--- Start of Working data ---
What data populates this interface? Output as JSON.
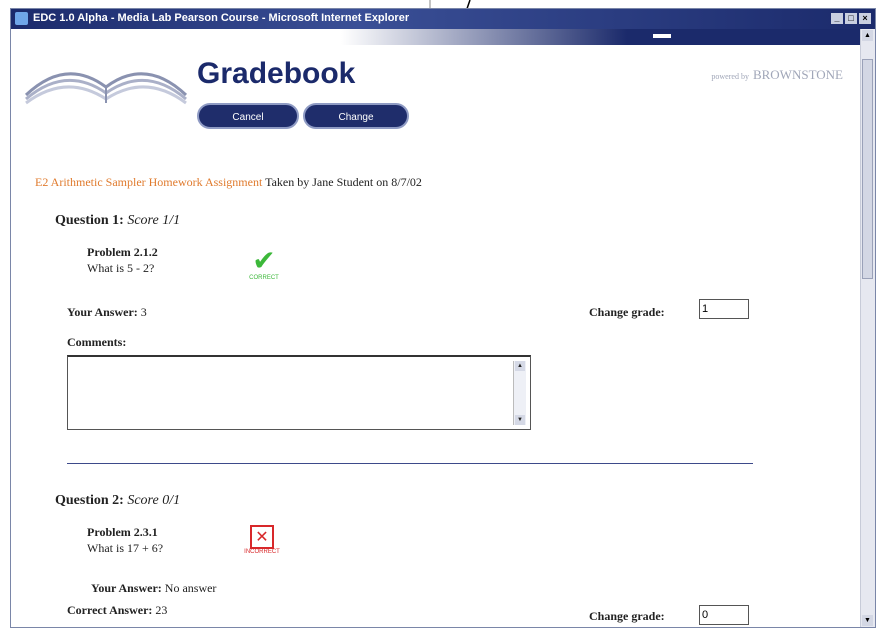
{
  "window": {
    "title": "EDC 1.0 Alpha - Media Lab Pearson Course - Microsoft Internet Explorer",
    "controls": [
      "_",
      "□",
      "×"
    ]
  },
  "header": {
    "app_title": "Gradebook",
    "powered_prefix": "powered by",
    "powered_brand": "BROWNSTONE",
    "cancel_label": "Cancel",
    "change_label": "Change"
  },
  "assignment": {
    "name": "E2 Arithmetic Sampler Homework Assignment",
    "taken_text": " Taken by Jane Student on 8/7/02"
  },
  "questions": [
    {
      "title": "Question 1:",
      "score": "Score 1/1",
      "problem": "Problem 2.1.2",
      "prompt": "What is 5 - 2?",
      "status": "CORRECT",
      "status_icon": "check-icon",
      "your_answer_label": "Your Answer:",
      "your_answer": "3",
      "change_grade_label": "Change grade:",
      "grade_value": "1",
      "comments_label": "Comments:"
    },
    {
      "title": "Question 2:",
      "score": "Score 0/1",
      "problem": "Problem 2.3.1",
      "prompt": "What is 17 + 6?",
      "status": "INCORRECT",
      "status_icon": "x-icon",
      "your_answer_label": "Your Answer:",
      "your_answer": "No answer",
      "correct_answer_label": "Correct Answer:",
      "correct_answer": "23",
      "change_grade_label": "Change grade:",
      "grade_value": "0"
    }
  ],
  "colors": {
    "brand_navy": "#1b2a6b",
    "assignment_orange": "#e07b2e",
    "correct_green": "#3cb83a",
    "incorrect_red": "#d8282a"
  }
}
--- End of Working data ---
=== Problem to solve ===
Exact duplication of all the records is required; pictures are omitted from the copy.

=== Solution to this problem ===
What data populates this interface? Output as JSON.
{
  "window": {
    "title": "EDC 1.0 Alpha - Media Lab Pearson Course - Microsoft Internet Explorer",
    "controls": [
      "_",
      "□",
      "×"
    ]
  },
  "header": {
    "app_title": "Gradebook",
    "powered_prefix": "powered by",
    "powered_brand": "BROWNSTONE",
    "cancel_label": "Cancel",
    "change_label": "Change"
  },
  "assignment": {
    "name": "E2 Arithmetic Sampler Homework Assignment",
    "taken_text": " Taken by Jane Student on 8/7/02"
  },
  "questions": [
    {
      "title": "Question 1:",
      "score": "Score 1/1",
      "problem": "Problem 2.1.2",
      "prompt": "What is 5 - 2?",
      "status": "CORRECT",
      "status_icon": "check-icon",
      "your_answer_label": "Your Answer:",
      "your_answer": "3",
      "change_grade_label": "Change grade:",
      "grade_value": "1",
      "comments_label": "Comments:"
    },
    {
      "title": "Question 2:",
      "score": "Score 0/1",
      "problem": "Problem 2.3.1",
      "prompt": "What is 17 + 6?",
      "status": "INCORRECT",
      "status_icon": "x-icon",
      "your_answer_label": "Your Answer:",
      "your_answer": "No answer",
      "correct_answer_label": "Correct Answer:",
      "correct_answer": "23",
      "change_grade_label": "Change grade:",
      "grade_value": "0"
    }
  ],
  "colors": {
    "brand_navy": "#1b2a6b",
    "assignment_orange": "#e07b2e",
    "correct_green": "#3cb83a",
    "incorrect_red": "#d8282a"
  }
}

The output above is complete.